VOX: That's a long day.
MG: Six days a week at that. That's what you have to do when you're a kid and you
think it's cool to move out with your girlfriend. They you come home six months later and
she's leaving with all the good shit and you're stuck with a fucking thousand dollar Ikea
bill. That's the kind of shit you do when you're young.
VOX: What do you think you would be doing if you weren't in a band?
MG: Well, this wasn't what I initially wanted to do anyway. I would be teaching
history at the university level, or probably high school. Maybe I would go and get my
MBA
VOX: Are you into the Internet - do you see it as an important
medium for the band?
MG: I used to be. I fucking got rid of it. It lacks accountability. I hate things that
lack accountability. Look, I think it's, the Internet is, the fucking greatest
encyclopedia and research tool, but I could go out there and start an entire fucking
religion and make millions. I could scam all sorts of people or plant a news story and
probably get it picked up by fucking CNN and have be on the headline for twelve hours or
so before someone figured it out. That's what happens with free access. No society with
free access to all the knowledge and communication hasn't found a way to not fuck it up.

[Supplied entries]
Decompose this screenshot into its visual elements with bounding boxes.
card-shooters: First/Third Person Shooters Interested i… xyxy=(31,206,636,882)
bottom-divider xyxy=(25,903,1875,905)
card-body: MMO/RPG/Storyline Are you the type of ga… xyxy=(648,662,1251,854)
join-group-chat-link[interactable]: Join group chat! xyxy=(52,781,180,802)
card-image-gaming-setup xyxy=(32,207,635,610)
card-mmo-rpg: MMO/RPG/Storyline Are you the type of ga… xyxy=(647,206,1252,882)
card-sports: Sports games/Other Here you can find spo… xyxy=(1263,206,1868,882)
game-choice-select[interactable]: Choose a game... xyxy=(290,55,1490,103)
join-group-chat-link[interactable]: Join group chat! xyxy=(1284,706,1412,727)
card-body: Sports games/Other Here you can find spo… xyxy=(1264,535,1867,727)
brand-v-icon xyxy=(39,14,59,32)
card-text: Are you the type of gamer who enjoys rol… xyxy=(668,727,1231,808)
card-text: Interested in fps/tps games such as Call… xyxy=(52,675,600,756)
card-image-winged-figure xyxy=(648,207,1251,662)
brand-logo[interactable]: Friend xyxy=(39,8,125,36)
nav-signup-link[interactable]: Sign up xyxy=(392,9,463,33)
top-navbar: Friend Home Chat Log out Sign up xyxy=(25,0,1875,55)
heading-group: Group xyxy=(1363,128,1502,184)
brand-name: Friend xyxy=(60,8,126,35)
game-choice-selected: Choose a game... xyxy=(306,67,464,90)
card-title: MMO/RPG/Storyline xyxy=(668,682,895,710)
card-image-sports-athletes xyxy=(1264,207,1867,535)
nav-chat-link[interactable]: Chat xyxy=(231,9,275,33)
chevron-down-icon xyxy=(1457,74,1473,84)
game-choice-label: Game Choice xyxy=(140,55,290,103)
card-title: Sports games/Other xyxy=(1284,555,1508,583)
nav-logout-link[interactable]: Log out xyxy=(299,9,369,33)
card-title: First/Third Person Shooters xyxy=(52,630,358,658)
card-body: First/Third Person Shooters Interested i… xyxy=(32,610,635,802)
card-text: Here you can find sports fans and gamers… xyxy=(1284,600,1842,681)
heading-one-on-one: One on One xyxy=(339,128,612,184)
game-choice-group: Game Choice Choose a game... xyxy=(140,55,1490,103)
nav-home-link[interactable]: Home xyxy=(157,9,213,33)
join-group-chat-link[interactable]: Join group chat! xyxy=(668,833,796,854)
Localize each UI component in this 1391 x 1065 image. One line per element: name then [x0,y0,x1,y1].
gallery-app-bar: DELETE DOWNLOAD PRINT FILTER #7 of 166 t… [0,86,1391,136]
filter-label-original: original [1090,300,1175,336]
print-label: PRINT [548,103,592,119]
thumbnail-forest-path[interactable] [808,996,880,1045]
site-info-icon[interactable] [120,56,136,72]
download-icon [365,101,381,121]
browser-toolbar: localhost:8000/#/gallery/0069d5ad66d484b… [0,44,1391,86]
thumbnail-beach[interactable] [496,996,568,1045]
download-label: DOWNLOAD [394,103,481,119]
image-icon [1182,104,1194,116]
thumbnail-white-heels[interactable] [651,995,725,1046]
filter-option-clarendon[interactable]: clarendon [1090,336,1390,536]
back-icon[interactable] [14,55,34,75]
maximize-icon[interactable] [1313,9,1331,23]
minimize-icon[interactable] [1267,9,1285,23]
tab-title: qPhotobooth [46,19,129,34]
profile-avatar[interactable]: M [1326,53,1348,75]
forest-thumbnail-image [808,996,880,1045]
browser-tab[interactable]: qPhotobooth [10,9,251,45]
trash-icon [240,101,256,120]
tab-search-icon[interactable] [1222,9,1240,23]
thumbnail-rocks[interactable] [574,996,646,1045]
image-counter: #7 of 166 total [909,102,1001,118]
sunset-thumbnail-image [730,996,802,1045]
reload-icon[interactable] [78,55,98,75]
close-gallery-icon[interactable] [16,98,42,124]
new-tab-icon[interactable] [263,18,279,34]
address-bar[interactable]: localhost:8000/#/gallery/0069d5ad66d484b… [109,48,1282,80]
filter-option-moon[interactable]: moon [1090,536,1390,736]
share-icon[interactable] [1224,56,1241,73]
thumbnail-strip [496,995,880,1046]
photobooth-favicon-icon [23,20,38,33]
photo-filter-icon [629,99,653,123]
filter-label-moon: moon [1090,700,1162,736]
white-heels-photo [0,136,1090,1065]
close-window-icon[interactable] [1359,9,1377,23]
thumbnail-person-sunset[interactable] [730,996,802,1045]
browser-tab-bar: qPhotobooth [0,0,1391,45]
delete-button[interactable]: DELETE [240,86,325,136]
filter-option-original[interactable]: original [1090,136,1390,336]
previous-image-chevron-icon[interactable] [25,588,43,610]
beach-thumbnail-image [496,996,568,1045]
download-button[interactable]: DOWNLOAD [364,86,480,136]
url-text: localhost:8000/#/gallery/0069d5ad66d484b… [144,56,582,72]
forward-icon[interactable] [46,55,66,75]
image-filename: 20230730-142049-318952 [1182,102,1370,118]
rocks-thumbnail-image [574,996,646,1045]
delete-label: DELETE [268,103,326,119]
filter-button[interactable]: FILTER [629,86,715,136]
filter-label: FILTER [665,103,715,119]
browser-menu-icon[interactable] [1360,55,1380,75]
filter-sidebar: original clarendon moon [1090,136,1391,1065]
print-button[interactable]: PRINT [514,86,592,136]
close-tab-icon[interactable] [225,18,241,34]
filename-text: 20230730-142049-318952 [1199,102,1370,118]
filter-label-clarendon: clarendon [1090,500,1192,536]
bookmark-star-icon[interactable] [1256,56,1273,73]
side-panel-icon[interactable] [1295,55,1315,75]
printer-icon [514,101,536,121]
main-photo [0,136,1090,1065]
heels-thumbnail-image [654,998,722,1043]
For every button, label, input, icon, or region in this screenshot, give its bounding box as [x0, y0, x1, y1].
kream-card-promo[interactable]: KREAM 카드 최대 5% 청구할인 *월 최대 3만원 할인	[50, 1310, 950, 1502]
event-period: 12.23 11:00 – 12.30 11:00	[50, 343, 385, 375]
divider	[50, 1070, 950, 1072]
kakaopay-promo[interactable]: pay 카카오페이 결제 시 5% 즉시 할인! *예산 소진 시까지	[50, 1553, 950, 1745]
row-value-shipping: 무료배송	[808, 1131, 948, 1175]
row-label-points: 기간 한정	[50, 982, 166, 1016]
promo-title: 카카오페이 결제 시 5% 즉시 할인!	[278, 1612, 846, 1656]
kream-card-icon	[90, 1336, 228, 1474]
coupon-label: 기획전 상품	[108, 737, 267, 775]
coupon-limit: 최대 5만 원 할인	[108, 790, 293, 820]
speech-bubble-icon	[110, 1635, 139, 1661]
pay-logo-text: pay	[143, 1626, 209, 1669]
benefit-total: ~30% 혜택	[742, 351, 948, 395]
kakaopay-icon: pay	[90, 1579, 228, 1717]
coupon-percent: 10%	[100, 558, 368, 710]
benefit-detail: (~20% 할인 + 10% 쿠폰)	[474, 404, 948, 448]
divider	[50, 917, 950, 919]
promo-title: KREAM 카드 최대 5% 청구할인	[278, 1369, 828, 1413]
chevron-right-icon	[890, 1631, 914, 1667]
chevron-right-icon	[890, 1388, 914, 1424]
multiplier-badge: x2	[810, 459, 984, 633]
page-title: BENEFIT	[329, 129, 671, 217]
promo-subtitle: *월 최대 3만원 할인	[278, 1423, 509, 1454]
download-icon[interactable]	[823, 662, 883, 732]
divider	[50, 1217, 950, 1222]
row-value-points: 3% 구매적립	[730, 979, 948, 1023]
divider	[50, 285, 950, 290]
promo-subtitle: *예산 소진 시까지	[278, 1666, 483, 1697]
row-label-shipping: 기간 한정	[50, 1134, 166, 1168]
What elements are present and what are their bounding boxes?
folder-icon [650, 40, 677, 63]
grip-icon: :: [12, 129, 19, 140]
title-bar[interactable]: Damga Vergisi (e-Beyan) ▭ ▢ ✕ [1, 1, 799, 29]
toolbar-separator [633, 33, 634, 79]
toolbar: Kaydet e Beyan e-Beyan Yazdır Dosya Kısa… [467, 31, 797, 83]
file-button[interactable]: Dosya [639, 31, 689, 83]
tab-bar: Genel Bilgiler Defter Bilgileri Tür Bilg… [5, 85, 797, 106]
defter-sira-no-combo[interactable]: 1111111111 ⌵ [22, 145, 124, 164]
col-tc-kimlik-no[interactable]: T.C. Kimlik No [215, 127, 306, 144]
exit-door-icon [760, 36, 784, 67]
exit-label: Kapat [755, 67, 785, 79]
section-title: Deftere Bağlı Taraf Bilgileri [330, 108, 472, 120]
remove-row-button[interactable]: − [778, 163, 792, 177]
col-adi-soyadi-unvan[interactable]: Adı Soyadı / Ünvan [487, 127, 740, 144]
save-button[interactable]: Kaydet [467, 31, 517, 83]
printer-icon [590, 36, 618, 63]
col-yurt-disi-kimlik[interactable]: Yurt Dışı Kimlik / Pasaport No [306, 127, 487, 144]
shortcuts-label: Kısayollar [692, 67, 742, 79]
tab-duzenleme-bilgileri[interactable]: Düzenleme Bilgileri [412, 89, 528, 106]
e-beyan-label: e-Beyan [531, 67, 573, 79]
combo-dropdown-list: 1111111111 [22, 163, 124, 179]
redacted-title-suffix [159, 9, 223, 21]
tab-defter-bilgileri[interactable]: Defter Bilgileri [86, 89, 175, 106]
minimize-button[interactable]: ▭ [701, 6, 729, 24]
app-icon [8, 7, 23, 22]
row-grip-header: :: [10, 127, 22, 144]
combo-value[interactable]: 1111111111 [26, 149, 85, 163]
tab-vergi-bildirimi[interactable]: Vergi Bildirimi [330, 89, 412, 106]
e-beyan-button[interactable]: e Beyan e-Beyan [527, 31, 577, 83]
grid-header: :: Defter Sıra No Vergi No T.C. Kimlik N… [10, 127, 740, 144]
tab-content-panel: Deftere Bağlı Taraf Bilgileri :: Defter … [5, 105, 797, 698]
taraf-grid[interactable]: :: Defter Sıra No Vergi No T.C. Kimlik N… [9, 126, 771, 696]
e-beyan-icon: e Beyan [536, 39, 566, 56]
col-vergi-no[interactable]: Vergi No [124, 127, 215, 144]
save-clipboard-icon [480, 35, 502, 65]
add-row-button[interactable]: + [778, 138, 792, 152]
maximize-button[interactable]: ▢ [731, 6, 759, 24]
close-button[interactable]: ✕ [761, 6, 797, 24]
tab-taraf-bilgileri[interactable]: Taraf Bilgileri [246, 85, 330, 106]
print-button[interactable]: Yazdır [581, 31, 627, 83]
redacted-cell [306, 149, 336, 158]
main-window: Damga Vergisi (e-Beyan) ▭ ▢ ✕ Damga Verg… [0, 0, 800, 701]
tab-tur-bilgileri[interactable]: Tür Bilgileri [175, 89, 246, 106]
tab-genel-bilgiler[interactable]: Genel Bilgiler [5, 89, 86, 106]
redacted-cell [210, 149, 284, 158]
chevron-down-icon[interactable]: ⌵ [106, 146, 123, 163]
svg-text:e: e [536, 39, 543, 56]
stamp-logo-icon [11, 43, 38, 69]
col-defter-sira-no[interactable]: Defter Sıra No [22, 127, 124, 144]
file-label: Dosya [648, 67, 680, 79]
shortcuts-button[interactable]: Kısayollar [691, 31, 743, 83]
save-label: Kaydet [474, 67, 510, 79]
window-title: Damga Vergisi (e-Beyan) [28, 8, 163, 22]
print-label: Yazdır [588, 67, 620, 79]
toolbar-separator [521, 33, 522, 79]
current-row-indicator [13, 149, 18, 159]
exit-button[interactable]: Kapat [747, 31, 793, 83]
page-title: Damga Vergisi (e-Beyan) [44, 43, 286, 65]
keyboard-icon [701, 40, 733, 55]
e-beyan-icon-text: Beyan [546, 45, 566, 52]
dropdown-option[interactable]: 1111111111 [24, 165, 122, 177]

[Work to do]
• A. In the interview excerpt, list each thing MG says he could do on the Internet.
• B. Carry on the interview excerpt from its last line, keeping MG's voice.

[Outputs]
• A.
- Start an entire religion and make millions
- Scam all sorts of people
- Plant a news story and probably get it picked up by CNN, where it would stay on the headline for about twelve hours before someone figured it out

• B.
Society can't govern itself. There is a reason why the Europeans smoke too much, drink all
the time and fucking siesta every day - they've been to the top of the pyramid and have
had enough. Now they sit back and watch America fuck it up. They've already done it. And
once we're done and have had enough, maybe it'll be China's time or some other nation.
VOX: How would you describe MGB live?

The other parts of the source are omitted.